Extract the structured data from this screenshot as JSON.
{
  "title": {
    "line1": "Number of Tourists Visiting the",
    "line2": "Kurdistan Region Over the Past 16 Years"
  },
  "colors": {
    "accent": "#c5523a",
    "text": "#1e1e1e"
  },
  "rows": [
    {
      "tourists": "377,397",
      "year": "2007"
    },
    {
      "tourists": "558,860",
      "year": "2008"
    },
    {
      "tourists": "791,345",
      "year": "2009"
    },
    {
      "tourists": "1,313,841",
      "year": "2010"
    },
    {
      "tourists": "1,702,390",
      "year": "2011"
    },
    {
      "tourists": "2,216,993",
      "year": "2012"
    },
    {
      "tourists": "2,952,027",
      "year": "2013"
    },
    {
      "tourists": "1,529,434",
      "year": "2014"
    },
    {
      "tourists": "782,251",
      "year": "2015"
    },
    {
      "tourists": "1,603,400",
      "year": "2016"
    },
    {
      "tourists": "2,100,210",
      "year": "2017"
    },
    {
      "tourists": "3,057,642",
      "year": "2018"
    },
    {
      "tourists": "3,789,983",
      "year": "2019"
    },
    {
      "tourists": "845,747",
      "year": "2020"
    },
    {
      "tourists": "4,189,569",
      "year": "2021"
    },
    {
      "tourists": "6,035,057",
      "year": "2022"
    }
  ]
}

---------------

**PROBLEM STATEMENT**
Retype every entry above, word for word.

**WORKED SOLUTION**
Extract the structured data from this screenshot as JSON.
{
  "title": {
    "line1": "Number of Tourists Visiting the",
    "line2": "Kurdistan Region Over the Past 16 Years"
  },
  "colors": {
    "accent": "#c5523a",
    "text": "#1e1e1e"
  },
  "rows": [
    {
      "tourists": "377,397",
      "year": "2007"
    },
    {
      "tourists": "558,860",
      "year": "2008"
    },
    {
      "tourists": "791,345",
      "year": "2009"
    },
    {
      "tourists": "1,313,841",
      "year": "2010"
    },
    {
      "tourists": "1,702,390",
      "year": "2011"
    },
    {
      "tourists": "2,216,993",
      "year": "2012"
    },
    {
      "tourists": "2,952,027",
      "year": "2013"
    },
    {
      "tourists": "1,529,434",
      "year": "2014"
    },
    {
      "tourists": "782,251",
      "year": "2015"
    },
    {
      "tourists": "1,603,400",
      "year": "2016"
    },
    {
      "tourists": "2,100,210",
      "year": "2017"
    },
    {
      "tourists": "3,057,642",
      "year": "2018"
    },
    {
      "tourists": "3,789,983",
      "year": "2019"
    },
    {
      "tourists": "845,747",
      "year": "2020"
    },
    {
      "tourists": "4,189,569",
      "year": "2021"
    },
    {
      "tourists": "6,035,057",
      "year": "2022"
    }
  ]
}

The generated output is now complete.